Data entries
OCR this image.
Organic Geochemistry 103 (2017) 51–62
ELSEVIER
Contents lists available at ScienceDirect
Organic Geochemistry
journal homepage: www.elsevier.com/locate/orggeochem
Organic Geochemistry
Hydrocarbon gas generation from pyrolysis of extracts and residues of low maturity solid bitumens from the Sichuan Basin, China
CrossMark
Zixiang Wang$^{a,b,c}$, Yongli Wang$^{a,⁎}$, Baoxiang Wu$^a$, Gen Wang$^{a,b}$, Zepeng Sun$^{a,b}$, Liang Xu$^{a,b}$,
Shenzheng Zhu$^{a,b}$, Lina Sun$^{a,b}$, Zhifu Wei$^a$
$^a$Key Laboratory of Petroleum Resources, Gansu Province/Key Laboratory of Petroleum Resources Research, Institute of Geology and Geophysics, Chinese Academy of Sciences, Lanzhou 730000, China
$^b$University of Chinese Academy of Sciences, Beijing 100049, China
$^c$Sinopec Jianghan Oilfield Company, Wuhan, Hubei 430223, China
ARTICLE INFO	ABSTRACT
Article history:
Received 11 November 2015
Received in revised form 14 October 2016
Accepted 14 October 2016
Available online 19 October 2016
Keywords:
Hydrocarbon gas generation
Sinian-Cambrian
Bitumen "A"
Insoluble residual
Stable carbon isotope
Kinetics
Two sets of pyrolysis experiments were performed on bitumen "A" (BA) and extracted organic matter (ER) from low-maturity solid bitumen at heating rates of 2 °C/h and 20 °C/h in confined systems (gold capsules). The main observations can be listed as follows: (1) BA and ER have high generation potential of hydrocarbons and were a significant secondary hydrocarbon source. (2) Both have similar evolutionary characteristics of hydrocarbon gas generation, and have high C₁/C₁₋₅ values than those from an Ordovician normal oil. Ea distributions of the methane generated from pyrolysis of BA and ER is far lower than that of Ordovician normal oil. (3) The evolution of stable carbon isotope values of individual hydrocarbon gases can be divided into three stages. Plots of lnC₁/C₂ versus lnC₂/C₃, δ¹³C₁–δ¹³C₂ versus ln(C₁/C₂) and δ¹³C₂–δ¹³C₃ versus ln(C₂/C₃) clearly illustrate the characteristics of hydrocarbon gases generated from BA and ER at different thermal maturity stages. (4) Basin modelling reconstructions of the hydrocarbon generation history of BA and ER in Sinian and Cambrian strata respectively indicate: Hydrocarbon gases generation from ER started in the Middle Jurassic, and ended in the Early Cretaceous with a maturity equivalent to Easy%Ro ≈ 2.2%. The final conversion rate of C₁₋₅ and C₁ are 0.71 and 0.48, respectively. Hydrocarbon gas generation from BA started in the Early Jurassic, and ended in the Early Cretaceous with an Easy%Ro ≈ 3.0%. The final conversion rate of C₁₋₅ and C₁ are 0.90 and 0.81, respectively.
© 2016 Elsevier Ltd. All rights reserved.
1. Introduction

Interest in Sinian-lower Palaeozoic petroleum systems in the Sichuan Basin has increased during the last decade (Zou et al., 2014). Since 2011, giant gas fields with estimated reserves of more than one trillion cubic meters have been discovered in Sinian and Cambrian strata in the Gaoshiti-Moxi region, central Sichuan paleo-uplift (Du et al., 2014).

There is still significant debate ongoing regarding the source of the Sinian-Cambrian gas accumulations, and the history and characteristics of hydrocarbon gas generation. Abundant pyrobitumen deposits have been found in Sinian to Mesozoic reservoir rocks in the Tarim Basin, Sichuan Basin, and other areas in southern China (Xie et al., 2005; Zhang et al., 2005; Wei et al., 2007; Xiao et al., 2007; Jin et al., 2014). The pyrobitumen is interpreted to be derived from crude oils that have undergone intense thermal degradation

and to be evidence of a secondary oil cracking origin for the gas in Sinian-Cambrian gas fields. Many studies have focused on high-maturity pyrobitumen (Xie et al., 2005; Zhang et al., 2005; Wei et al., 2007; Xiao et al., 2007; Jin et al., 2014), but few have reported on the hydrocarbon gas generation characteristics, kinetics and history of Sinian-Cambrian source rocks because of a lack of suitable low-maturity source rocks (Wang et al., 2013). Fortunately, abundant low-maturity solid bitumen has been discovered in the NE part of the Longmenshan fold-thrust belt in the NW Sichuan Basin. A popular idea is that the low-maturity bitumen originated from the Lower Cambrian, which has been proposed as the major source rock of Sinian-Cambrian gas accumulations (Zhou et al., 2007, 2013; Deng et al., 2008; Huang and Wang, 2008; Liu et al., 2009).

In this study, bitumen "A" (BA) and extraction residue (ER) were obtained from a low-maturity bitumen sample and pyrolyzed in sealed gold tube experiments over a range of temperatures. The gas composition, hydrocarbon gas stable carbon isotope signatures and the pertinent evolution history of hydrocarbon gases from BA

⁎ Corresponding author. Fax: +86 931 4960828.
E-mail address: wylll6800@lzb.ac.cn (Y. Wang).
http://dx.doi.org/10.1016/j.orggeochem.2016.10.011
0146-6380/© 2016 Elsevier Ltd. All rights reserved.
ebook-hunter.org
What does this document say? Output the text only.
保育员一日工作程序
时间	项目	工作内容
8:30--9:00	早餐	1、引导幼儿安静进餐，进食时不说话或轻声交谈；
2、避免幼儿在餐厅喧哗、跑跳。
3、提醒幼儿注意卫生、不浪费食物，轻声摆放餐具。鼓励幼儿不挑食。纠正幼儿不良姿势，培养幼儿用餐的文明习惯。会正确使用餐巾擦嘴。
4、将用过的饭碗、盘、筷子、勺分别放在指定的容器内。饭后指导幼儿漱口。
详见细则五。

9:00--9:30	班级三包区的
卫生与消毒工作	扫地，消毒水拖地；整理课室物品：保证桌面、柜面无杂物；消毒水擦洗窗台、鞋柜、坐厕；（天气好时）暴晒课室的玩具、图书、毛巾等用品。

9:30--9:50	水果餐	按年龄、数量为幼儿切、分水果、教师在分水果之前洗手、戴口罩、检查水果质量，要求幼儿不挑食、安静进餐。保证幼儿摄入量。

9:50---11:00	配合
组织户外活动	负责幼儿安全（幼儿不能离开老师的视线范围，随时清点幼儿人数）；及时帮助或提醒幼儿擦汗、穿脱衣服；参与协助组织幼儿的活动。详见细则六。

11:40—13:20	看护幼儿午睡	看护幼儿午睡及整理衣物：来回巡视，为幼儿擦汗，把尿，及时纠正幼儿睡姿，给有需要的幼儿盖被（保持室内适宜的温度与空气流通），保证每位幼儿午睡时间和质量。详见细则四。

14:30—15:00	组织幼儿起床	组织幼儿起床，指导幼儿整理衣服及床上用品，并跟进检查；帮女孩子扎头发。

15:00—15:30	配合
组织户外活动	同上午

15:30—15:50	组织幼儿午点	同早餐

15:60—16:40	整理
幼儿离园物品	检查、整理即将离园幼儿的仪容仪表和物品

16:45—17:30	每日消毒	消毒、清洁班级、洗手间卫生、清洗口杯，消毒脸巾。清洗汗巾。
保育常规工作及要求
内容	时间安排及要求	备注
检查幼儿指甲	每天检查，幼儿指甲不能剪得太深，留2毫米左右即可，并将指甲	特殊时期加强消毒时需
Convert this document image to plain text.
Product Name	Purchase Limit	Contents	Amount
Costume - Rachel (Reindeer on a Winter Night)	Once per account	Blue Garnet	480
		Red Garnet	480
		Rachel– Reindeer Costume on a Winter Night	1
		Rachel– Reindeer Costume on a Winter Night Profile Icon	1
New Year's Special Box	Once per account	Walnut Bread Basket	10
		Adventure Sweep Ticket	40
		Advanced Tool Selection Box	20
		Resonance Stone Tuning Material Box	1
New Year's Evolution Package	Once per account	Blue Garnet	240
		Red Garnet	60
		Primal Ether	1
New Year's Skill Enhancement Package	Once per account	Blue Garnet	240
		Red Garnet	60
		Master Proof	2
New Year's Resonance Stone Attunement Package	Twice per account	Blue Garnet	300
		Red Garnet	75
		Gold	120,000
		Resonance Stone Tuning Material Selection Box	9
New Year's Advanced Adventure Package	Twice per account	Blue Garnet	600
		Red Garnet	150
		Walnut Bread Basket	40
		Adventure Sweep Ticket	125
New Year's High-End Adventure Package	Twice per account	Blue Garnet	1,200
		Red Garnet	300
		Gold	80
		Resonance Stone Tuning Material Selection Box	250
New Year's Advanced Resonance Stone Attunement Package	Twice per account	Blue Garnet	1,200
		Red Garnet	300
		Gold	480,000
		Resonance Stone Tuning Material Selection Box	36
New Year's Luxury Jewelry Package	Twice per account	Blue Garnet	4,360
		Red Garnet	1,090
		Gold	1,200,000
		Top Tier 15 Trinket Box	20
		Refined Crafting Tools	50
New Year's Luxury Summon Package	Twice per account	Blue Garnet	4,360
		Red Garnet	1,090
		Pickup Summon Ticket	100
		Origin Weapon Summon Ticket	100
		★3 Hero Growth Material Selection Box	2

● **Exercise details**: Scan the listing above for the word "Winter" and show each line where it is found.

● **Result for this task**:
Costume - Rachel (Reindeer on a Winter Night)	Once per account	Blue Garnet	480
		Rachel– Reindeer Costume on a Winter Night	1
		Rachel– Reindeer Costume on a Winter Night Profile Icon	1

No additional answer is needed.